__Directions for this task__
Every entry must be given again exactly.

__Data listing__
#####
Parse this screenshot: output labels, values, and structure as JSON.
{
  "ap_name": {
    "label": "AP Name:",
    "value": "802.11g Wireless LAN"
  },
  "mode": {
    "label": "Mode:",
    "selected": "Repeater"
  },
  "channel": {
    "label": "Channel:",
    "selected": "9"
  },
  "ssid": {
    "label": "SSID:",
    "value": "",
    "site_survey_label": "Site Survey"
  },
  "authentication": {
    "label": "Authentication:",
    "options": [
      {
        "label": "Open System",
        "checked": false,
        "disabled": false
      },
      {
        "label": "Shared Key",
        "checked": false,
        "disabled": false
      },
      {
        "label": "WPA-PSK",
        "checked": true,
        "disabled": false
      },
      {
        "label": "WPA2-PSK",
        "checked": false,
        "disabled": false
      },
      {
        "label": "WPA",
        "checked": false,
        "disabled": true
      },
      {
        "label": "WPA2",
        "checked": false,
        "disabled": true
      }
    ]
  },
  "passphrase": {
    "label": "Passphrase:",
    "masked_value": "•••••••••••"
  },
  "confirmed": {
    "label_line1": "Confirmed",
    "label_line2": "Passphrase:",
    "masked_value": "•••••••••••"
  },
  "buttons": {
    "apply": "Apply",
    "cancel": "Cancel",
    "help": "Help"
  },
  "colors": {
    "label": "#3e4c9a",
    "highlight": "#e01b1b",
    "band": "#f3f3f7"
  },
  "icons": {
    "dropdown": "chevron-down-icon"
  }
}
#####
__Finished exercise__
Parse this screenshot: output labels, values, and structure as JSON.
{
  "ap_name": {
    "label": "AP Name:",
    "value": "802.11g Wireless LAN"
  },
  "mode": {
    "label": "Mode:",
    "selected": "Repeater"
  },
  "channel": {
    "label": "Channel:",
    "selected": "9"
  },
  "ssid": {
    "label": "SSID:",
    "value": "",
    "site_survey_label": "Site Survey"
  },
  "authentication": {
    "label": "Authentication:",
    "options": [
      {
        "label": "Open System",
        "checked": false,
        "disabled": false
      },
      {
        "label": "Shared Key",
        "checked": false,
        "disabled": false
      },
      {
        "label": "WPA-PSK",
        "checked": true,
        "disabled": false
      },
      {
        "label": "WPA2-PSK",
        "checked": false,
        "disabled": false
      },
      {
        "label": "WPA",
        "checked": false,
        "disabled": true
      },
      {
        "label": "WPA2",
        "checked": false,
        "disabled": true
      }
    ]
  },
  "passphrase": {
    "label": "Passphrase:",
    "masked_value": "•••••••••••"
  },
  "confirmed": {
    "label_line1": "Confirmed",
    "label_line2": "Passphrase:",
    "masked_value": "•••••••••••"
  },
  "buttons": {
    "apply": "Apply",
    "cancel": "Cancel",
    "help": "Help"
  },
  "colors": {
    "label": "#3e4c9a",
    "highlight": "#e01b1b",
    "band": "#f3f3f7"
  },
  "icons": {
    "dropdown": "chevron-down-icon"
  }
}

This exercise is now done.